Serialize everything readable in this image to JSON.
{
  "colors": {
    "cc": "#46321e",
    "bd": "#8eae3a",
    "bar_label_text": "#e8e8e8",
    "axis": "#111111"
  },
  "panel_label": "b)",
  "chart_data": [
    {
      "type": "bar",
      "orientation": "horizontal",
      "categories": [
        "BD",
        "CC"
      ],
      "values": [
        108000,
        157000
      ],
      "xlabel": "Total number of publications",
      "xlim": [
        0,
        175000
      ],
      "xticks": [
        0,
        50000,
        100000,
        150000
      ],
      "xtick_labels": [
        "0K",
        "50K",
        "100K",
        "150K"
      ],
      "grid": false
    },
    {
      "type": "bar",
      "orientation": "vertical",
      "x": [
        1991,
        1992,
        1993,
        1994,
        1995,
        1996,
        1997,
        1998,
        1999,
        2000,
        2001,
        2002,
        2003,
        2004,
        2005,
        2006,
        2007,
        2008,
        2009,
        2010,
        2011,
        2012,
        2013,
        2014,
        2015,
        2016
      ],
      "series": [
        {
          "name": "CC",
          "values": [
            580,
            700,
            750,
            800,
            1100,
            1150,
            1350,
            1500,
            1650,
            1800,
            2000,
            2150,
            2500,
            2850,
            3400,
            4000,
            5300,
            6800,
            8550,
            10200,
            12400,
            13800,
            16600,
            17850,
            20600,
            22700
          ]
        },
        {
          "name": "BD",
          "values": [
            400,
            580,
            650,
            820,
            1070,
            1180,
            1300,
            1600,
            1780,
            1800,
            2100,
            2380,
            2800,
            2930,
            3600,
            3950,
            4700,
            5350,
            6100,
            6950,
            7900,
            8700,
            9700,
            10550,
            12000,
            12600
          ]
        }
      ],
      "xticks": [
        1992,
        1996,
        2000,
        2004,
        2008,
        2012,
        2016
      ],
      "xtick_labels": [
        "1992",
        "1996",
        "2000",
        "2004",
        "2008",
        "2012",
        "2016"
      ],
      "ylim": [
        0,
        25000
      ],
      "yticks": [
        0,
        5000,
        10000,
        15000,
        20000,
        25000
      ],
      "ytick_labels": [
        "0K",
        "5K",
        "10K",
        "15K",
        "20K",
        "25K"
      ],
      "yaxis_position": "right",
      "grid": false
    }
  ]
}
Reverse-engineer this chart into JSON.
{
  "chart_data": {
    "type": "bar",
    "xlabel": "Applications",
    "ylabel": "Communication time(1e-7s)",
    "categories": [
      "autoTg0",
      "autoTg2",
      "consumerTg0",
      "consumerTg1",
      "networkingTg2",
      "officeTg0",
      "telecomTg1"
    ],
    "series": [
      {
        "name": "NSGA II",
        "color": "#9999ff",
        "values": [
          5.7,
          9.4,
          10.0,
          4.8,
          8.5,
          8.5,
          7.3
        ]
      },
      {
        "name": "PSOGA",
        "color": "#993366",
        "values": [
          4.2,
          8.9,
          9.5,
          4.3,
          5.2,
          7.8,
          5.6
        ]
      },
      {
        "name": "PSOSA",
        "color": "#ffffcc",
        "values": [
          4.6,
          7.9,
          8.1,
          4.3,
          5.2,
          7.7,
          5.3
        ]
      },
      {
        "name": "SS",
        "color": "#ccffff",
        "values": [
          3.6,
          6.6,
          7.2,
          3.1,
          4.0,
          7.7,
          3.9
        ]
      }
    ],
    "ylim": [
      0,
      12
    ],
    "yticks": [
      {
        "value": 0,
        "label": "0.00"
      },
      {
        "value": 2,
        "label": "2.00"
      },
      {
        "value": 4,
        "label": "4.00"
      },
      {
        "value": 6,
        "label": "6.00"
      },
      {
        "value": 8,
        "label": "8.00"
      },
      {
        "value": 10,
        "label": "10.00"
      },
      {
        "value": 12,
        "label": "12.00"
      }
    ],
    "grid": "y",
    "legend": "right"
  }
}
********************
** THE TASK **
Reproduce each entry from the records above, character for character.

** CORRECT OUTPUT **
Serialize everything readable in this image to JSON.
{
  "colors": {
    "cc": "#46321e",
    "bd": "#8eae3a",
    "bar_label_text": "#e8e8e8",
    "axis": "#111111"
  },
  "panel_label": "b)",
  "chart_data": [
    {
      "type": "bar",
      "orientation": "horizontal",
      "categories": [
        "BD",
        "CC"
      ],
      "values": [
        108000,
        157000
      ],
      "xlabel": "Total number of publications",
      "xlim": [
        0,
        175000
      ],
      "xticks": [
        0,
        50000,
        100000,
        150000
      ],
      "xtick_labels": [
        "0K",
        "50K",
        "100K",
        "150K"
      ],
      "grid": false
    },
    {
      "type": "bar",
      "orientation": "vertical",
      "x": [
        1991,
        1992,
        1993,
        1994,
        1995,
        1996,
        1997,
        1998,
        1999,
        2000,
        2001,
        2002,
        2003,
        2004,
        2005,
        2006,
        2007,
        2008,
        2009,
        2010,
        2011,
        2012,
        2013,
        2014,
        2015,
        2016
      ],
      "series": [
        {
          "name": "CC",
          "values": [
            580,
            700,
            750,
            800,
            1100,
            1150,
            1350,
            1500,
            1650,
            1800,
            2000,
            2150,
            2500,
            2850,
            3400,
            4000,
            5300,
            6800,
            8550,
            10200,
            12400,
            13800,
            16600,
            17850,
            20600,
            22700
          ]
        },
        {
          "name": "BD",
          "values": [
            400,
            580,
            650,
            820,
            1070,
            1180,
            1300,
            1600,
            1780,
            1800,
            2100,
            2380,
            2800,
            2930,
            3600,
            3950,
            4700,
            5350,
            6100,
            6950,
            7900,
            8700,
            9700,
            10550,
            12000,
            12600
          ]
        }
      ],
      "xticks": [
        1992,
        1996,
        2000,
        2004,
        2008,
        2012,
        2016
      ],
      "xtick_labels": [
        "1992",
        "1996",
        "2000",
        "2004",
        "2008",
        "2012",
        "2016"
      ],
      "ylim": [
        0,
        25000
      ],
      "yticks": [
        0,
        5000,
        10000,
        15000,
        20000,
        25000
      ],
      "ytick_labels": [
        "0K",
        "5K",
        "10K",
        "15K",
        "20K",
        "25K"
      ],
      "yaxis_position": "right",
      "grid": false
    }
  ]
}
Reverse-engineer this chart into JSON.
{
  "chart_data": {
    "type": "bar",
    "xlabel": "Applications",
    "ylabel": "Communication time(1e-7s)",
    "categories": [
      "autoTg0",
      "autoTg2",
      "consumerTg0",
      "consumerTg1",
      "networkingTg2",
      "officeTg0",
      "telecomTg1"
    ],
    "series": [
      {
        "name": "NSGA II",
        "color": "#9999ff",
        "values": [
          5.7,
          9.4,
          10.0,
          4.8,
          8.5,
          8.5,
          7.3
        ]
      },
      {
        "name": "PSOGA",
        "color": "#993366",
        "values": [
          4.2,
          8.9,
          9.5,
          4.3,
          5.2,
          7.8,
          5.6
        ]
      },
      {
        "name": "PSOSA",
        "color": "#ffffcc",
        "values": [
          4.6,
          7.9,
          8.1,
          4.3,
          5.2,
          7.7,
          5.3
        ]
      },
      {
        "name": "SS",
        "color": "#ccffff",
        "values": [
          3.6,
          6.6,
          7.2,
          3.1,
          4.0,
          7.7,
          3.9
        ]
      }
    ],
    "ylim": [
      0,
      12
    ],
    "yticks": [
      {
        "value": 0,
        "label": "0.00"
      },
      {
        "value": 2,
        "label": "2.00"
      },
      {
        "value": 4,
        "label": "4.00"
      },
      {
        "value": 6,
        "label": "6.00"
      },
      {
        "value": 8,
        "label": "8.00"
      },
      {
        "value": 10,
        "label": "10.00"
      },
      {
        "value": 12,
        "label": "12.00"
      }
    ],
    "grid": "y",
    "legend": "right"
  }
}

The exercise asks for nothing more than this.